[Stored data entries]
==================================================
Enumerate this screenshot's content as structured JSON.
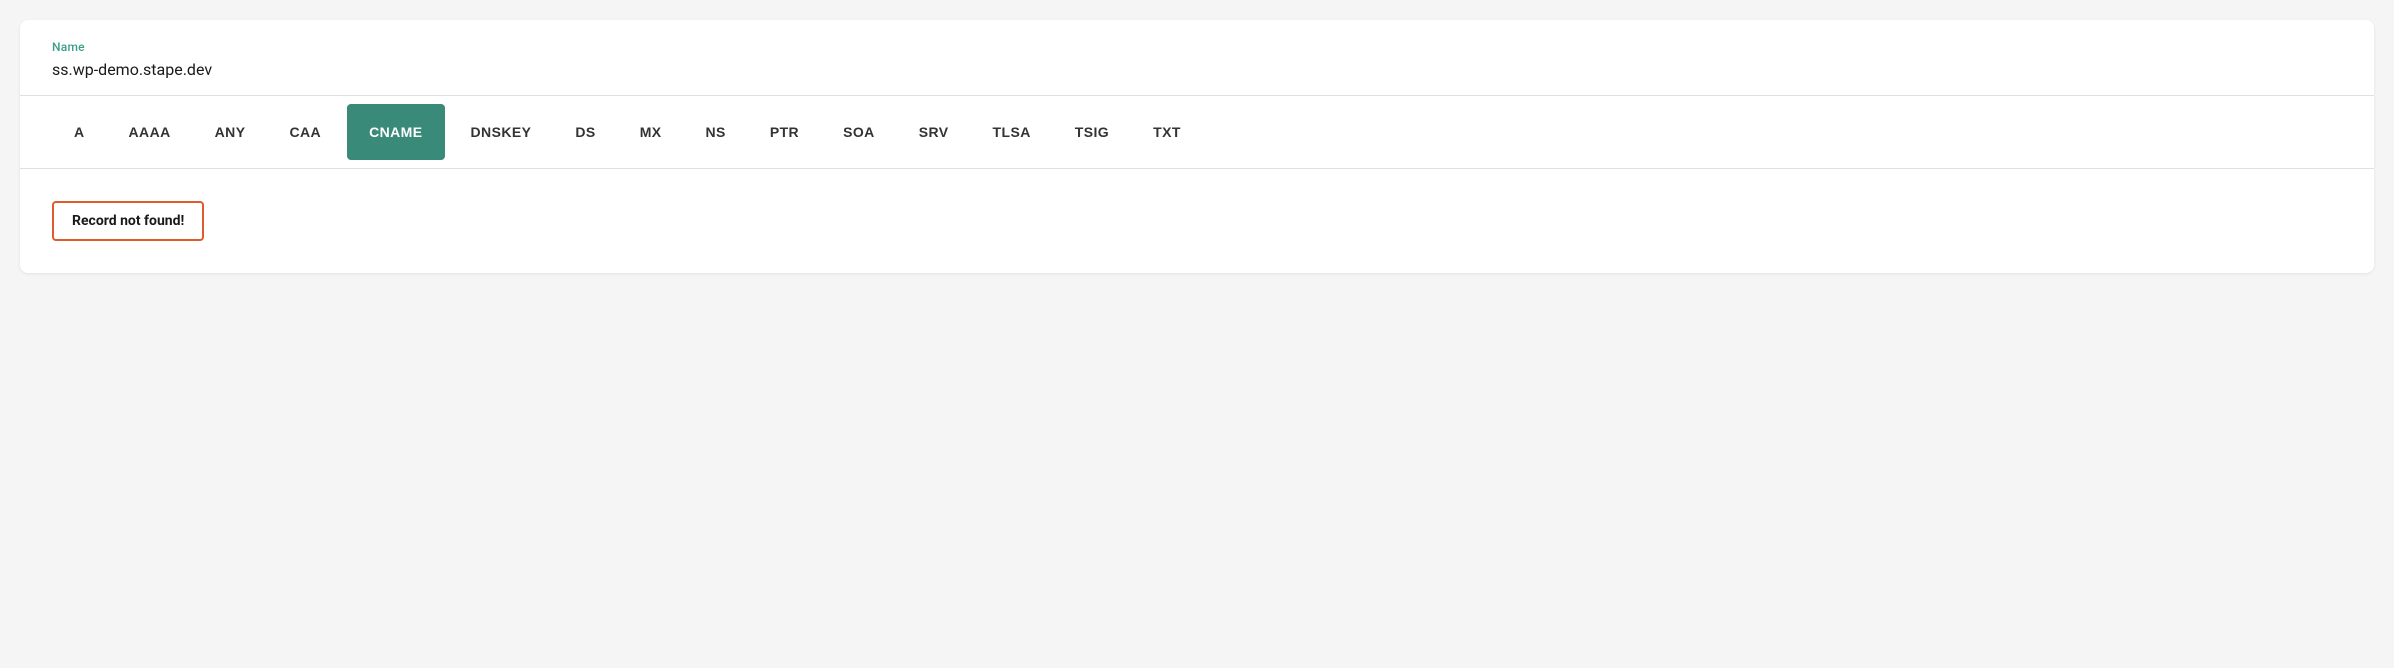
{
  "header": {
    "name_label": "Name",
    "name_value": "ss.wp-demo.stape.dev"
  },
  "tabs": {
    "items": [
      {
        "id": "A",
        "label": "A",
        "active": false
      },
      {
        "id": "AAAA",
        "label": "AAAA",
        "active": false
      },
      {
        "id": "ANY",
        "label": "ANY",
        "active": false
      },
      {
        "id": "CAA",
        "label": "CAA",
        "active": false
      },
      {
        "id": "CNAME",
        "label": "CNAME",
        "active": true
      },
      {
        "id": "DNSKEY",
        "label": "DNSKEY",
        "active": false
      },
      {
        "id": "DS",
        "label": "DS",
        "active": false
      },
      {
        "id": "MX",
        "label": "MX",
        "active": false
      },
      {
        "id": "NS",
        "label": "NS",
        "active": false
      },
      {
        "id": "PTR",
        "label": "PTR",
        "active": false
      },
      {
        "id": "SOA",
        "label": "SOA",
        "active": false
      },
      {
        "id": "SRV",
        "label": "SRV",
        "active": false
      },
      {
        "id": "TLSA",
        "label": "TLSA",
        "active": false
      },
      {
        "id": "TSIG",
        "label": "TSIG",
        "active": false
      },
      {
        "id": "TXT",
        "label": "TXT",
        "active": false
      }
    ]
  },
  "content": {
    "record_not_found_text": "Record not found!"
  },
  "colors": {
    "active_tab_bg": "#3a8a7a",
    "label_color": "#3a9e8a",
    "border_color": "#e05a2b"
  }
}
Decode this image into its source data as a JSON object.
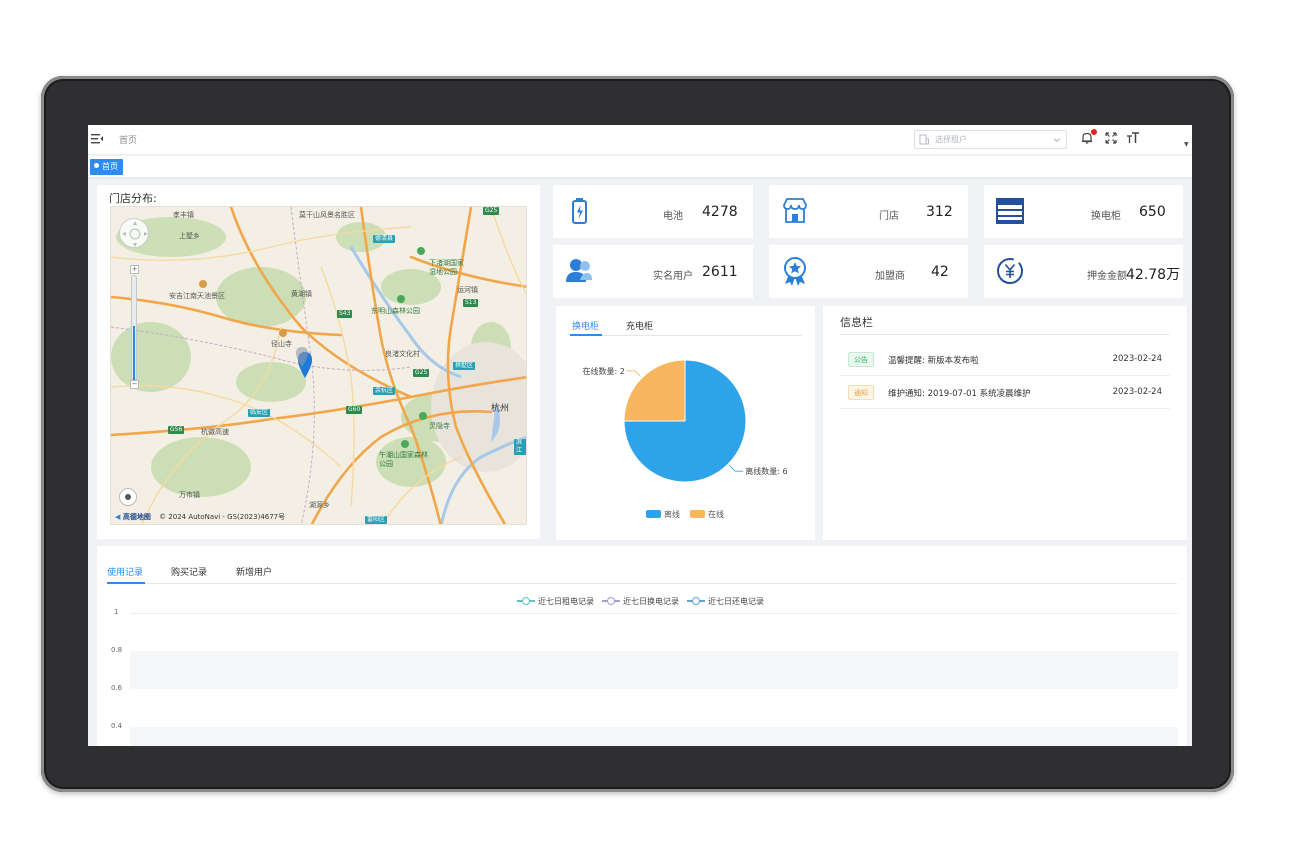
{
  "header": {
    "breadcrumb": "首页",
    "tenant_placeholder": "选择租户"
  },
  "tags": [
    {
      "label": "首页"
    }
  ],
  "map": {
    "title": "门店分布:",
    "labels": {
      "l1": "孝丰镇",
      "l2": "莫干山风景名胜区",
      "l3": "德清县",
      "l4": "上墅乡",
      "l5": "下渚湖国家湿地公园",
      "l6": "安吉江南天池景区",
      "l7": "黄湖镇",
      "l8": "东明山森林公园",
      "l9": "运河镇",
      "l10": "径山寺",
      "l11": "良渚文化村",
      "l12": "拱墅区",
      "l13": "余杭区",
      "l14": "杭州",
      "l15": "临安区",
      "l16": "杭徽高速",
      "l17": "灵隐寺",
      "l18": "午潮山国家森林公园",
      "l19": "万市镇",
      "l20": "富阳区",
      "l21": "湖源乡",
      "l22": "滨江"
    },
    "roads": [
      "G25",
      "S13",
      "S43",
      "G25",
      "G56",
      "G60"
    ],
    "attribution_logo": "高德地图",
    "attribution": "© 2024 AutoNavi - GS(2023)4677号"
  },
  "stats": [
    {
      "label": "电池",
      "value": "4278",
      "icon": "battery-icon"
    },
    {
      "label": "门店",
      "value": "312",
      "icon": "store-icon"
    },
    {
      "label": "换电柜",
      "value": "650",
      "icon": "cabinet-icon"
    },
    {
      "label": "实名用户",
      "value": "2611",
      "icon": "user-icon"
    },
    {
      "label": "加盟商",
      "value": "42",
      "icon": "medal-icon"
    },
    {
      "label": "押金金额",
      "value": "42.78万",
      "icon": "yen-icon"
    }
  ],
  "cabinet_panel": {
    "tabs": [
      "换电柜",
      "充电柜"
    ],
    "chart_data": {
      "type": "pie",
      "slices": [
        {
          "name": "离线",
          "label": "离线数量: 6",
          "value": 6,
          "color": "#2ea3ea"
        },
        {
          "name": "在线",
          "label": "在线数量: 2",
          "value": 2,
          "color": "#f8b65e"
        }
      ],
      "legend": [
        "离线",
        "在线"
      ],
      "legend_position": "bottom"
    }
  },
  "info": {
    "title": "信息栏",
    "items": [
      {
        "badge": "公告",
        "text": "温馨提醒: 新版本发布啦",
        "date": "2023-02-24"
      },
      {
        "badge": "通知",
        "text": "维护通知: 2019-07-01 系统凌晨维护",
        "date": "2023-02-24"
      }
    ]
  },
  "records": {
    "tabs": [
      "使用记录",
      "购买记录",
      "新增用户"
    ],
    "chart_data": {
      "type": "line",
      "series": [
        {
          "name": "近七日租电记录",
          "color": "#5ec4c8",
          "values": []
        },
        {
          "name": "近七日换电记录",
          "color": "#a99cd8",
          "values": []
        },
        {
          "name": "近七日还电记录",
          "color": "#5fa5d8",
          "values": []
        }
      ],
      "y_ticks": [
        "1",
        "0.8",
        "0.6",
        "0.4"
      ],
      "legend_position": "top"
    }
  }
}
==================================================
### WHAT NEEDS TO BE DONE
Quote all of the entries word for word, omitting any pictures.

### FULL RESPONSE
Enumerate this screenshot's content as structured JSON.
{
  "header": {
    "name_label": "Name",
    "name_value": "ss.wp-demo.stape.dev"
  },
  "tabs": {
    "items": [
      {
        "id": "A",
        "label": "A",
        "active": false
      },
      {
        "id": "AAAA",
        "label": "AAAA",
        "active": false
      },
      {
        "id": "ANY",
        "label": "ANY",
        "active": false
      },
      {
        "id": "CAA",
        "label": "CAA",
        "active": false
      },
      {
        "id": "CNAME",
        "label": "CNAME",
        "active": true
      },
      {
        "id": "DNSKEY",
        "label": "DNSKEY",
        "active": false
      },
      {
        "id": "DS",
        "label": "DS",
        "active": false
      },
      {
        "id": "MX",
        "label": "MX",
        "active": false
      },
      {
        "id": "NS",
        "label": "NS",
        "active": false
      },
      {
        "id": "PTR",
        "label": "PTR",
        "active": false
      },
      {
        "id": "SOA",
        "label": "SOA",
        "active": false
      },
      {
        "id": "SRV",
        "label": "SRV",
        "active": false
      },
      {
        "id": "TLSA",
        "label": "TLSA",
        "active": false
      },
      {
        "id": "TSIG",
        "label": "TSIG",
        "active": false
      },
      {
        "id": "TXT",
        "label": "TXT",
        "active": false
      }
    ]
  },
  "content": {
    "record_not_found_text": "Record not found!"
  },
  "colors": {
    "active_tab_bg": "#3a8a7a",
    "label_color": "#3a9e8a",
    "border_color": "#e05a2b"
  }
}
Decode this image into its source data as a JSON object.
{
  "header": {
    "breadcrumb": "首页",
    "tenant_placeholder": "选择租户"
  },
  "tags": [
    {
      "label": "首页"
    }
  ],
  "map": {
    "title": "门店分布:",
    "labels": {
      "l1": "孝丰镇",
      "l2": "莫干山风景名胜区",
      "l3": "德清县",
      "l4": "上墅乡",
      "l5": "下渚湖国家湿地公园",
      "l6": "安吉江南天池景区",
      "l7": "黄湖镇",
      "l8": "东明山森林公园",
      "l9": "运河镇",
      "l10": "径山寺",
      "l11": "良渚文化村",
      "l12": "拱墅区",
      "l13": "余杭区",
      "l14": "杭州",
      "l15": "临安区",
      "l16": "杭徽高速",
      "l17": "灵隐寺",
      "l18": "午潮山国家森林公园",
      "l19": "万市镇",
      "l20": "富阳区",
      "l21": "湖源乡",
      "l22": "滨江"
    },
    "roads": [
      "G25",
      "S13",
      "S43",
      "G25",
      "G56",
      "G60"
    ],
    "attribution_logo": "高德地图",
    "attribution": "© 2024 AutoNavi - GS(2023)4677号"
  },
  "stats": [
    {
      "label": "电池",
      "value": "4278",
      "icon": "battery-icon"
    },
    {
      "label": "门店",
      "value": "312",
      "icon": "store-icon"
    },
    {
      "label": "换电柜",
      "value": "650",
      "icon": "cabinet-icon"
    },
    {
      "label": "实名用户",
      "value": "2611",
      "icon": "user-icon"
    },
    {
      "label": "加盟商",
      "value": "42",
      "icon": "medal-icon"
    },
    {
      "label": "押金金额",
      "value": "42.78万",
      "icon": "yen-icon"
    }
  ],
  "cabinet_panel": {
    "tabs": [
      "换电柜",
      "充电柜"
    ],
    "chart_data": {
      "type": "pie",
      "slices": [
        {
          "name": "离线",
          "label": "离线数量: 6",
          "value": 6,
          "color": "#2ea3ea"
        },
        {
          "name": "在线",
          "label": "在线数量: 2",
          "value": 2,
          "color": "#f8b65e"
        }
      ],
      "legend": [
        "离线",
        "在线"
      ],
      "legend_position": "bottom"
    }
  },
  "info": {
    "title": "信息栏",
    "items": [
      {
        "badge": "公告",
        "text": "温馨提醒: 新版本发布啦",
        "date": "2023-02-24"
      },
      {
        "badge": "通知",
        "text": "维护通知: 2019-07-01 系统凌晨维护",
        "date": "2023-02-24"
      }
    ]
  },
  "records": {
    "tabs": [
      "使用记录",
      "购买记录",
      "新增用户"
    ],
    "chart_data": {
      "type": "line",
      "series": [
        {
          "name": "近七日租电记录",
          "color": "#5ec4c8",
          "values": []
        },
        {
          "name": "近七日换电记录",
          "color": "#a99cd8",
          "values": []
        },
        {
          "name": "近七日还电记录",
          "color": "#5fa5d8",
          "values": []
        }
      ],
      "y_ticks": [
        "1",
        "0.8",
        "0.6",
        "0.4"
      ],
      "legend_position": "top"
    }
  }
}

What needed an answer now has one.